## [SET TASK]
Write the records out again, keeping each line exactly as it is.

==== LISTING ====

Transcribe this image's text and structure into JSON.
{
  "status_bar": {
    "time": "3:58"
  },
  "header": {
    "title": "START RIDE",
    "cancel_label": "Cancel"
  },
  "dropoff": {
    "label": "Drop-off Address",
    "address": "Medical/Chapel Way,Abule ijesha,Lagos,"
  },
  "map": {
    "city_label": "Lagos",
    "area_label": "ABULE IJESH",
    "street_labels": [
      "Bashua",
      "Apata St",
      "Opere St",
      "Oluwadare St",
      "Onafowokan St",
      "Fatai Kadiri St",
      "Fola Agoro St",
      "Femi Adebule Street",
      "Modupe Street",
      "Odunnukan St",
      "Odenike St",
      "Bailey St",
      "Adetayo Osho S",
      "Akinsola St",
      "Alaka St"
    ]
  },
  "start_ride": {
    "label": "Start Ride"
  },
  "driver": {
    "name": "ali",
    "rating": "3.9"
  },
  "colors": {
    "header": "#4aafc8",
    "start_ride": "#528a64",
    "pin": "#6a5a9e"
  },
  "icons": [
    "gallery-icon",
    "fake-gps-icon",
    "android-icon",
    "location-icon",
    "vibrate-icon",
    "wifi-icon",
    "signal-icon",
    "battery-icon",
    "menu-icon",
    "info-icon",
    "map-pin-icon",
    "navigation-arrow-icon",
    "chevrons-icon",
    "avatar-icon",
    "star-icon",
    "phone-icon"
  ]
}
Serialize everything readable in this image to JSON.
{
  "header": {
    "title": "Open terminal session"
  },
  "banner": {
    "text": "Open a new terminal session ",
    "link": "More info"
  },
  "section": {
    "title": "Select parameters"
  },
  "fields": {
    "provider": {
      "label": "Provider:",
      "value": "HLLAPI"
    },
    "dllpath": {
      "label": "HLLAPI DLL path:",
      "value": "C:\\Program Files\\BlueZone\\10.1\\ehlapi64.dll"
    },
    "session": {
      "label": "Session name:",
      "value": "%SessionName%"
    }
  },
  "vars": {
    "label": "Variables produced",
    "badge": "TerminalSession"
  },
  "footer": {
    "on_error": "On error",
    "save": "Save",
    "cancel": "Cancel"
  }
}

====

## [SOLUTION TO THIS TASK]
Transcribe this image's text and structure into JSON.
{
  "status_bar": {
    "time": "3:58"
  },
  "header": {
    "title": "START RIDE",
    "cancel_label": "Cancel"
  },
  "dropoff": {
    "label": "Drop-off Address",
    "address": "Medical/Chapel Way,Abule ijesha,Lagos,"
  },
  "map": {
    "city_label": "Lagos",
    "area_label": "ABULE IJESH",
    "street_labels": [
      "Bashua",
      "Apata St",
      "Opere St",
      "Oluwadare St",
      "Onafowokan St",
      "Fatai Kadiri St",
      "Fola Agoro St",
      "Femi Adebule Street",
      "Modupe Street",
      "Odunnukan St",
      "Odenike St",
      "Bailey St",
      "Adetayo Osho S",
      "Akinsola St",
      "Alaka St"
    ]
  },
  "start_ride": {
    "label": "Start Ride"
  },
  "driver": {
    "name": "ali",
    "rating": "3.9"
  },
  "colors": {
    "header": "#4aafc8",
    "start_ride": "#528a64",
    "pin": "#6a5a9e"
  },
  "icons": [
    "gallery-icon",
    "fake-gps-icon",
    "android-icon",
    "location-icon",
    "vibrate-icon",
    "wifi-icon",
    "signal-icon",
    "battery-icon",
    "menu-icon",
    "info-icon",
    "map-pin-icon",
    "navigation-arrow-icon",
    "chevrons-icon",
    "avatar-icon",
    "star-icon",
    "phone-icon"
  ]
}
Serialize everything readable in this image to JSON.
{
  "header": {
    "title": "Open terminal session"
  },
  "banner": {
    "text": "Open a new terminal session ",
    "link": "More info"
  },
  "section": {
    "title": "Select parameters"
  },
  "fields": {
    "provider": {
      "label": "Provider:",
      "value": "HLLAPI"
    },
    "dllpath": {
      "label": "HLLAPI DLL path:",
      "value": "C:\\Program Files\\BlueZone\\10.1\\ehlapi64.dll"
    },
    "session": {
      "label": "Session name:",
      "value": "%SessionName%"
    }
  },
  "vars": {
    "label": "Variables produced",
    "badge": "TerminalSession"
  },
  "footer": {
    "on_error": "On error",
    "save": "Save",
    "cancel": "Cancel"
  }
}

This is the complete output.